*INSTRUCTIONS TO FOLLOW*
Select every line below containing the word "JSON".

*TASK INPUT*
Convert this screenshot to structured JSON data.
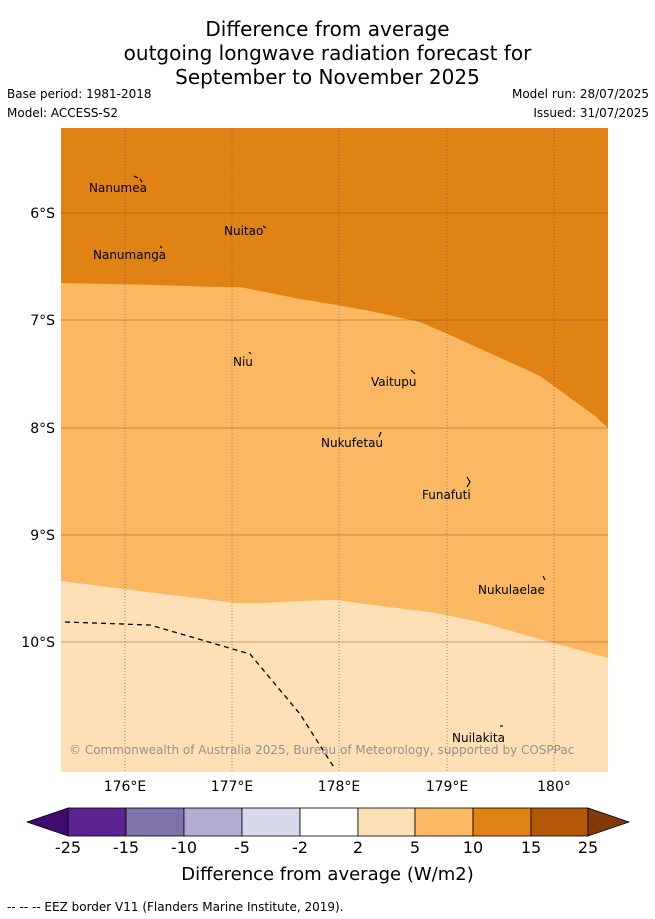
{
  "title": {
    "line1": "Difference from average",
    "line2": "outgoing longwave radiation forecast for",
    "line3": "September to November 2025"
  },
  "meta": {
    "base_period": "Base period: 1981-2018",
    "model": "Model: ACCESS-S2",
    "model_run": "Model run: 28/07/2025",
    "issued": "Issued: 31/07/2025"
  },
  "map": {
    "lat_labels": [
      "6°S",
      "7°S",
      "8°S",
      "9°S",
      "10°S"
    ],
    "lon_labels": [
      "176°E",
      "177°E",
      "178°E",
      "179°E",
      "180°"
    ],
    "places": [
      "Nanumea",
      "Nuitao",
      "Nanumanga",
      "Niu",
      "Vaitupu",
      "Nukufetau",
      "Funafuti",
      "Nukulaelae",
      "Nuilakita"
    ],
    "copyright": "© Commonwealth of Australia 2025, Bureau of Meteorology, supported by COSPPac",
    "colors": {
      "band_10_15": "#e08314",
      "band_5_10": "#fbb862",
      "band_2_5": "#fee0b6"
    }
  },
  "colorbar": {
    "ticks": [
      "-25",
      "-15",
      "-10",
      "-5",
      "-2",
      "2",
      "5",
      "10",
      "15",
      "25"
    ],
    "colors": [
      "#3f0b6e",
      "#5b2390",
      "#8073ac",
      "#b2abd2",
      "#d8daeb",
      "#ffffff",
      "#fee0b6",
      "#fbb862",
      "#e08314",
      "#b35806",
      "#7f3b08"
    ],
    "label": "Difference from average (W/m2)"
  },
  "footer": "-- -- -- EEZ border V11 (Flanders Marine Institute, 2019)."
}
...
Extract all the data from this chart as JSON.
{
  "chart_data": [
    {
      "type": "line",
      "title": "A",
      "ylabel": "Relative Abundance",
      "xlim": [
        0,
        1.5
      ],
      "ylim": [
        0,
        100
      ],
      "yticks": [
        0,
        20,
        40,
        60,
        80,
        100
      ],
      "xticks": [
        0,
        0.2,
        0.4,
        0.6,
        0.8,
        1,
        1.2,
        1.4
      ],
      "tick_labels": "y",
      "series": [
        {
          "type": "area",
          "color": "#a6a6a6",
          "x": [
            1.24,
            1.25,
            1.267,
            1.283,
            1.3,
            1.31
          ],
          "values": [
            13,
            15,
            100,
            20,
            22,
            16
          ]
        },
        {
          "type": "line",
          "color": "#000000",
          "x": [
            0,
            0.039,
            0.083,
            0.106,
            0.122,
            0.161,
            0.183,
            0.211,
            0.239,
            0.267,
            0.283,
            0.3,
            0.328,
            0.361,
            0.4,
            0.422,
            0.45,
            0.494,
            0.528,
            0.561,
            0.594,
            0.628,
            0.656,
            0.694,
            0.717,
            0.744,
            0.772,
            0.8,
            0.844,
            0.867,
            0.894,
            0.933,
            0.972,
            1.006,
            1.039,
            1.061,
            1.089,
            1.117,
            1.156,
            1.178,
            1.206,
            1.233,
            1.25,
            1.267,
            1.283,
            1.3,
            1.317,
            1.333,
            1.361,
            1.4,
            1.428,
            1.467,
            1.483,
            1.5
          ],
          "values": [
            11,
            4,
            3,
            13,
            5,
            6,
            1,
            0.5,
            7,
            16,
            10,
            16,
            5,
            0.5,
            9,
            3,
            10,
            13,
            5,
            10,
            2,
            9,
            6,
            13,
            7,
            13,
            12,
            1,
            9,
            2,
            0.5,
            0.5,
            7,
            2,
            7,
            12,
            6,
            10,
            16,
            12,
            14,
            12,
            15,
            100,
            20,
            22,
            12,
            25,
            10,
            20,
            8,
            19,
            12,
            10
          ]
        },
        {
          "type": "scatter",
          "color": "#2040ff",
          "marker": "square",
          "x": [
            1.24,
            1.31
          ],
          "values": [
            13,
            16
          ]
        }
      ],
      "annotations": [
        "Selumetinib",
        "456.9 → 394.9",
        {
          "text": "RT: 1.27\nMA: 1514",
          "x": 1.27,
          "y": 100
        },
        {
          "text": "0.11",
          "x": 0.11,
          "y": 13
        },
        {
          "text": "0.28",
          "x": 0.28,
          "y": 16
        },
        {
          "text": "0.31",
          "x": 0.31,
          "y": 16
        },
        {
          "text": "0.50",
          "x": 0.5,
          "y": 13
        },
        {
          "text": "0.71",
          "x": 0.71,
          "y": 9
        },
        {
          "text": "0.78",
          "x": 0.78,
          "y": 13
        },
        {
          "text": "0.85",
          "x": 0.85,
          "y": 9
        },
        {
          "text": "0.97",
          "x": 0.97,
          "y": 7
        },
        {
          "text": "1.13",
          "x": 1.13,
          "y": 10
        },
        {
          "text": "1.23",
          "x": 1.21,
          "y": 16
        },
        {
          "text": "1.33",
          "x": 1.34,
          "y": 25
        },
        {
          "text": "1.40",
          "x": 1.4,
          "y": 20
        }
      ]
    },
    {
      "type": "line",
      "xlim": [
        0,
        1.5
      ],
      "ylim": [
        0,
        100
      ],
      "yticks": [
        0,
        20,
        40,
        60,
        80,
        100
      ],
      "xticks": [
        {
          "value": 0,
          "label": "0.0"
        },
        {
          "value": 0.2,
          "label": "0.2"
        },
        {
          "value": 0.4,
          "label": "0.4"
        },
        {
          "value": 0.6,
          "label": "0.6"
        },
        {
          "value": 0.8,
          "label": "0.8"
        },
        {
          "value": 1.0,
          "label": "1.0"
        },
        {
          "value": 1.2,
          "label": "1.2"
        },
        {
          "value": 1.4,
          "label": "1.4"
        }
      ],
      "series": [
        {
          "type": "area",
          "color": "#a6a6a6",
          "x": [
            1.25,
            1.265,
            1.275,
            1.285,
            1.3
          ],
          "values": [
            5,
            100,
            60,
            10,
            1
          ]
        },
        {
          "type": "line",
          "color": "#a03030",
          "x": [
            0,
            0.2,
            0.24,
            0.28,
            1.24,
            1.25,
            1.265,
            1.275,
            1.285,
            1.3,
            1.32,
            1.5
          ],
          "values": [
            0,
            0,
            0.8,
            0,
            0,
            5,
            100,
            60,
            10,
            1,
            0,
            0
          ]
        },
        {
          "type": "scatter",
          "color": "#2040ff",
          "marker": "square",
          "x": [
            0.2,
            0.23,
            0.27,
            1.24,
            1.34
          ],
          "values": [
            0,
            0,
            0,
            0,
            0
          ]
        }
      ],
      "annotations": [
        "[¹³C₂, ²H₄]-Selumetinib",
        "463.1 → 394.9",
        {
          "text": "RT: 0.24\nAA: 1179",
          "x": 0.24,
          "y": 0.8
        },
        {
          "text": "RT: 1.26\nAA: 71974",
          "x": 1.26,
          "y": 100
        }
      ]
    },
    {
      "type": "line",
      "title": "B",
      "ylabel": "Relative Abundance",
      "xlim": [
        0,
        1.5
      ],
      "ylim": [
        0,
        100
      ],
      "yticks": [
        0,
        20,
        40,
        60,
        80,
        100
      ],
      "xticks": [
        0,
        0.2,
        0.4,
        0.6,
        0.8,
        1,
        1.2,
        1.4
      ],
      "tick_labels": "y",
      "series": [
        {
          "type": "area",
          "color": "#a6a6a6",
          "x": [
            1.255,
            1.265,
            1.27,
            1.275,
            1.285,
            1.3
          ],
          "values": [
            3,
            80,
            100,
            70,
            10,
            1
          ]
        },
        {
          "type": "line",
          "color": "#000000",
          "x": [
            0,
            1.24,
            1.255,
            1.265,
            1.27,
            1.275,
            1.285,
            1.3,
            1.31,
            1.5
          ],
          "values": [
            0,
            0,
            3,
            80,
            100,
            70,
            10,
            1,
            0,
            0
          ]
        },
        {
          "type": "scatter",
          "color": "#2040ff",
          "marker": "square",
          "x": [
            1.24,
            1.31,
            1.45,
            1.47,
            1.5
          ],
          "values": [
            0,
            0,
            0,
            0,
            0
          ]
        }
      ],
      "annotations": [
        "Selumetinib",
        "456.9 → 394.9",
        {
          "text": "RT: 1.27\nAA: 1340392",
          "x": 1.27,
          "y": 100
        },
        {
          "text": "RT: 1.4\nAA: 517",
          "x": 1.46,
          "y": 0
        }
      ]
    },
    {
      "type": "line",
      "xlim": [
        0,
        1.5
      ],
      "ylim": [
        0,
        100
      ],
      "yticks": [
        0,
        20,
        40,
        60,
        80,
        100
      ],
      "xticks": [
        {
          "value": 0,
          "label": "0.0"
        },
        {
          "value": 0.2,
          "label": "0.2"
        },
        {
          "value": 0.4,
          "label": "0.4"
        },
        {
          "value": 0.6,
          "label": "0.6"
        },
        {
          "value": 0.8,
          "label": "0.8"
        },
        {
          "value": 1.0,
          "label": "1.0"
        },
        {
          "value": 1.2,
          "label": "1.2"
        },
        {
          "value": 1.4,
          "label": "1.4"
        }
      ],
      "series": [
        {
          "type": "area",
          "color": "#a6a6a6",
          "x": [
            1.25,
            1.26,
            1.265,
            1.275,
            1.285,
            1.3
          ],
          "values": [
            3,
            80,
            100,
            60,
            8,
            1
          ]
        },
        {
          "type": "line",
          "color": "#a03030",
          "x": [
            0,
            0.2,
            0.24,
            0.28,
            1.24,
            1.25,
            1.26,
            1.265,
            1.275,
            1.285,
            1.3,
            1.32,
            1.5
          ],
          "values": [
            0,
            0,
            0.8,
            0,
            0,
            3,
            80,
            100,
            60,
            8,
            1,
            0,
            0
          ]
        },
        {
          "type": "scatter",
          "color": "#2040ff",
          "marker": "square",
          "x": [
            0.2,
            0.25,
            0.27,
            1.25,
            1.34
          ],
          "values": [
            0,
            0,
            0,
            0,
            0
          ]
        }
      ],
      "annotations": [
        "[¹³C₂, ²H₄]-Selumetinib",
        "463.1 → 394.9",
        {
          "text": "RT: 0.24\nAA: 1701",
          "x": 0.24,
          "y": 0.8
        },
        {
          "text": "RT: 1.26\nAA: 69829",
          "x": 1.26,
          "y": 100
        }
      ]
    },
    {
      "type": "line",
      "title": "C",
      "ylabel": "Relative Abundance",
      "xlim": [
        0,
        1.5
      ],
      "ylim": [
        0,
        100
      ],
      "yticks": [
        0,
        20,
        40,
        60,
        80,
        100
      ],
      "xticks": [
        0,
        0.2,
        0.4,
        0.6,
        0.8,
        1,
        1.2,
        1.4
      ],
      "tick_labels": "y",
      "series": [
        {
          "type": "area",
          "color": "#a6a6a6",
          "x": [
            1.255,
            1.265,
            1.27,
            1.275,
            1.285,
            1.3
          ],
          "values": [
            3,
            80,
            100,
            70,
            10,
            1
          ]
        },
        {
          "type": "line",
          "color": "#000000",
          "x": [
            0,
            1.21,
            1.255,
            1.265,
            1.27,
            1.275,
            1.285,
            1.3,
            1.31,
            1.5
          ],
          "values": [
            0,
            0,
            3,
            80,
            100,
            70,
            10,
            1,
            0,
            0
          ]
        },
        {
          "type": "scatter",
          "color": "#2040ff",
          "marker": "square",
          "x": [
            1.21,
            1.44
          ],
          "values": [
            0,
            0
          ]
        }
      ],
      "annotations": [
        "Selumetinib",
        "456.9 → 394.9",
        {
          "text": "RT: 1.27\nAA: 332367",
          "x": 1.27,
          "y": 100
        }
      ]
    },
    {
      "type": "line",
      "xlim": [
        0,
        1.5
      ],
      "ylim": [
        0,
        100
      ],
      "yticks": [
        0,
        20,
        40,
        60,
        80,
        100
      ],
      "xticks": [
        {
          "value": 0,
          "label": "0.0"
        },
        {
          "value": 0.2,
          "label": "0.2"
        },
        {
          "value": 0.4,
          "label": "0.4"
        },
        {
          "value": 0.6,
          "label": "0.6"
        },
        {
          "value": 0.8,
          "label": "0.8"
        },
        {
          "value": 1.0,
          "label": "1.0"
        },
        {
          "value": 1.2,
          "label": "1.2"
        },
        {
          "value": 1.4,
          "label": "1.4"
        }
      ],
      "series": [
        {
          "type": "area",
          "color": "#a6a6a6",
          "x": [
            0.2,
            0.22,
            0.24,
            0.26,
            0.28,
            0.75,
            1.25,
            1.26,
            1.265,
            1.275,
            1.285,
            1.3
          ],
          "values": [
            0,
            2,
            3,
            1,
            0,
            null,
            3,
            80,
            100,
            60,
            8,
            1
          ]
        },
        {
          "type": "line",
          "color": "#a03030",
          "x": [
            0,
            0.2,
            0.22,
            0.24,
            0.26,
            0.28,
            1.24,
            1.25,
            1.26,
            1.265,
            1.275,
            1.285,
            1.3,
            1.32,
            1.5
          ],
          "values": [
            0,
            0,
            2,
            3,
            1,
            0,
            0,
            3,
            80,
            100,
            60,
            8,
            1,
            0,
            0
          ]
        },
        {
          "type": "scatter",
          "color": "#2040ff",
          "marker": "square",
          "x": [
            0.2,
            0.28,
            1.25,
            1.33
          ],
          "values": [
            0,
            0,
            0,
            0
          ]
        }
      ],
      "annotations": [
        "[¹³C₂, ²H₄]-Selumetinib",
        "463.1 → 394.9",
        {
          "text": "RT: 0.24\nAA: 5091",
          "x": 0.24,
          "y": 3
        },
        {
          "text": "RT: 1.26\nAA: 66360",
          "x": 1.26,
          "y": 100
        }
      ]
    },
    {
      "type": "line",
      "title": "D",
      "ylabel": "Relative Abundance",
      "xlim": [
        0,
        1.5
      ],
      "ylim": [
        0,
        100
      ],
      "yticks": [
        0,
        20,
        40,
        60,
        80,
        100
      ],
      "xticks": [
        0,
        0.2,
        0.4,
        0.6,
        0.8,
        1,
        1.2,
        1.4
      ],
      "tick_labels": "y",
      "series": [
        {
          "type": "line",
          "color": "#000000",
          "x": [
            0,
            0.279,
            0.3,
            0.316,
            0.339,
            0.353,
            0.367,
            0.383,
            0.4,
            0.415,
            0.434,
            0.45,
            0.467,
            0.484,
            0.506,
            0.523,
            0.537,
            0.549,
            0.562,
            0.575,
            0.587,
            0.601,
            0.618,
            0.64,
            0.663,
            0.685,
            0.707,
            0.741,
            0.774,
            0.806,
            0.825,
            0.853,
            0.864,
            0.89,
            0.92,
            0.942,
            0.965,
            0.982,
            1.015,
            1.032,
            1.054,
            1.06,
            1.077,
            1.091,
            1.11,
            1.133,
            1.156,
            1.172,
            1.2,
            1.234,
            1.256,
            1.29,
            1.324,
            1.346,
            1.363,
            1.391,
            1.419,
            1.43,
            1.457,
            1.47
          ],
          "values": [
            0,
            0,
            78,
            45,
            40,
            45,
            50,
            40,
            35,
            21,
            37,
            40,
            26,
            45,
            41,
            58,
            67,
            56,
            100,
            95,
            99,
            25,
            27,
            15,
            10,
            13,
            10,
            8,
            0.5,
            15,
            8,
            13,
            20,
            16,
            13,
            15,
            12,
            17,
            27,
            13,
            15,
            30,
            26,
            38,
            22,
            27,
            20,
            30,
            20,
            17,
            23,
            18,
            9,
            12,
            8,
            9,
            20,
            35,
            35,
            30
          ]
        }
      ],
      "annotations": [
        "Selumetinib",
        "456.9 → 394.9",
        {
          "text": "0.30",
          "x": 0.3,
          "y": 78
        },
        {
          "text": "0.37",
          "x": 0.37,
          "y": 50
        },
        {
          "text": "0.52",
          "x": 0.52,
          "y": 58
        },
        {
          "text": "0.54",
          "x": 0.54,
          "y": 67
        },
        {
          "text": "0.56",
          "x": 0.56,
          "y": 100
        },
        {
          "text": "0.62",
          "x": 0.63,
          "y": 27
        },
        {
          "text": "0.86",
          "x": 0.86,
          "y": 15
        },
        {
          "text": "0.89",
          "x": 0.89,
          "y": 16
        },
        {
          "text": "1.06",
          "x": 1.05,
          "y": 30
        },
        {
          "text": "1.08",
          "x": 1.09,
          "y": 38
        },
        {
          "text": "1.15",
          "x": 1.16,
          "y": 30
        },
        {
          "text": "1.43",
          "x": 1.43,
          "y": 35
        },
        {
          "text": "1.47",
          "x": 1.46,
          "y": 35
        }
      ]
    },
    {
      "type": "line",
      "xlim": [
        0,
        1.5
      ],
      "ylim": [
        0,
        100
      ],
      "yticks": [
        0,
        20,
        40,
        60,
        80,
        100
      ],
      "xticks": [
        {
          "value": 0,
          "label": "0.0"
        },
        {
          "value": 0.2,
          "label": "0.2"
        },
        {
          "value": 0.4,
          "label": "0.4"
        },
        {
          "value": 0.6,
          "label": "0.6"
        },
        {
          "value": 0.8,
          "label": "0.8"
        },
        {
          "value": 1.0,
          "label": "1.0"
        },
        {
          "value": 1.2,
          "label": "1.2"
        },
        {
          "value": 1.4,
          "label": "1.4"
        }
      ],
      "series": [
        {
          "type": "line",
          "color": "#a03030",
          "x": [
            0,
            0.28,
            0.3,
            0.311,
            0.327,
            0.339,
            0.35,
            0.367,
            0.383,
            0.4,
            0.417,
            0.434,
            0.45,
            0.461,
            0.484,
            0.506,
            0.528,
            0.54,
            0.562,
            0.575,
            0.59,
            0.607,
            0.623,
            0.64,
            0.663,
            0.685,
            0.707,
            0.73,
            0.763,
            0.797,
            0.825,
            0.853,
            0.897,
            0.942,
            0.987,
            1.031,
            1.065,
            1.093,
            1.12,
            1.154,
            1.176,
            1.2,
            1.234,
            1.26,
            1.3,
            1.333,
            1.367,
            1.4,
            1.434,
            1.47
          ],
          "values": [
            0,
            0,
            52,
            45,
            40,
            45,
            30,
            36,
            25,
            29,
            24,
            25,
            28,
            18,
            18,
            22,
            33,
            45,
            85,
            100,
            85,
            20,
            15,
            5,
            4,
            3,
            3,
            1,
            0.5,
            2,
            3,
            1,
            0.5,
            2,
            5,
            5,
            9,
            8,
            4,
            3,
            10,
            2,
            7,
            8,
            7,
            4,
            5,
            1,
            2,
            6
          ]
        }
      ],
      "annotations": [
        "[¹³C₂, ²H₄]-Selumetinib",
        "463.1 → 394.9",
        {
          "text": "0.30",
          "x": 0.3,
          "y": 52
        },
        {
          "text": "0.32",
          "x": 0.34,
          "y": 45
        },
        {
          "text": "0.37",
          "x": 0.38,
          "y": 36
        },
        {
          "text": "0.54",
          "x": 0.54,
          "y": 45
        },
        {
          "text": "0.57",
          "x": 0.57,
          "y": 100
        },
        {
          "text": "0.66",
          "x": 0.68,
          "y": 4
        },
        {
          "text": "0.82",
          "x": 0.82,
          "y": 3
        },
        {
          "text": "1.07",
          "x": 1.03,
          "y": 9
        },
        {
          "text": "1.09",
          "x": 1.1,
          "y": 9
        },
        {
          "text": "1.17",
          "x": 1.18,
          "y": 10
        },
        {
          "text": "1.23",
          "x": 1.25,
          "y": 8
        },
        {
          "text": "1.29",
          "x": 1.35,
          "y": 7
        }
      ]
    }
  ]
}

*ANSWER TO THIS PROBLEM*
Convert this screenshot to structured JSON data.
Extract all the data from this chart as JSON.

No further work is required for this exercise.